[Dataset rows]
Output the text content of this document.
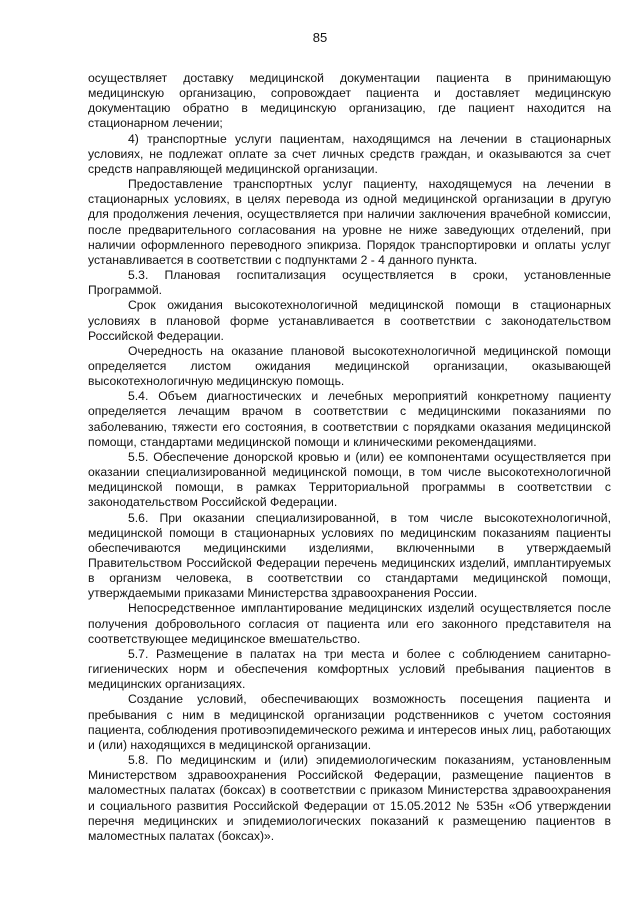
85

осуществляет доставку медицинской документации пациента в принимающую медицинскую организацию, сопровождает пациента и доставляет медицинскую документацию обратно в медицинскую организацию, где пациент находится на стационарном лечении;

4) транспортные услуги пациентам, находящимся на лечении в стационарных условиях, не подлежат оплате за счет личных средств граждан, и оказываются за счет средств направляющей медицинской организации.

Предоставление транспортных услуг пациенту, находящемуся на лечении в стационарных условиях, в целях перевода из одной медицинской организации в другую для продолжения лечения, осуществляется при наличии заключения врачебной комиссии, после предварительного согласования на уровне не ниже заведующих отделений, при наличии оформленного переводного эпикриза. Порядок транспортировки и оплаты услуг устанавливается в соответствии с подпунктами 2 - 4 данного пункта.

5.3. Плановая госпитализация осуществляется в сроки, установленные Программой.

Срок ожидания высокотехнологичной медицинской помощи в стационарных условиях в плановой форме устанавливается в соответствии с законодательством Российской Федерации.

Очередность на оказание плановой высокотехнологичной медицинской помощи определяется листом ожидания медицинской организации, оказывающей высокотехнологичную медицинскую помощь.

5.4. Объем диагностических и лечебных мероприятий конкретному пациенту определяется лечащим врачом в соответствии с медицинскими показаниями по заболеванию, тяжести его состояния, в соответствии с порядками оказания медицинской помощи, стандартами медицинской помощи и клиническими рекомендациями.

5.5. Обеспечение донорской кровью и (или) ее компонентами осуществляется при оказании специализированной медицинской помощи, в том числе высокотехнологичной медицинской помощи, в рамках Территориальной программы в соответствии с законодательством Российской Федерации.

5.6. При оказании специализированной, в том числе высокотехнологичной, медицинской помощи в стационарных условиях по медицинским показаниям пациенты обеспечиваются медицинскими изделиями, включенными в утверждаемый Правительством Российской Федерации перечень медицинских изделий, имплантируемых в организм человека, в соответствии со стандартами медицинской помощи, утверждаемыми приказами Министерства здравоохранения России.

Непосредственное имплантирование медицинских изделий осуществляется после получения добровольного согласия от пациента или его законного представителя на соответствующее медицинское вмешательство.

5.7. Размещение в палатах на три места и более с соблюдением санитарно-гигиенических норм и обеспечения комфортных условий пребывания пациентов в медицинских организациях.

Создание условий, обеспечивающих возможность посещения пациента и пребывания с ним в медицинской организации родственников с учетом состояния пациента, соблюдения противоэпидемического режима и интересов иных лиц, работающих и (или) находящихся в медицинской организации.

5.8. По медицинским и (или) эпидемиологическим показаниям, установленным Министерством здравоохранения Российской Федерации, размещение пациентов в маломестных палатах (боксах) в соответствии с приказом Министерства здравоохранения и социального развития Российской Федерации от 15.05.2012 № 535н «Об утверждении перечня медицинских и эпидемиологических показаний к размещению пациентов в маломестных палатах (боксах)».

WHAT TO PRODUCE:
How many lines of the listing above include the word "плановой"? Reply with the number alone.

FINISHED EXERCISE:
2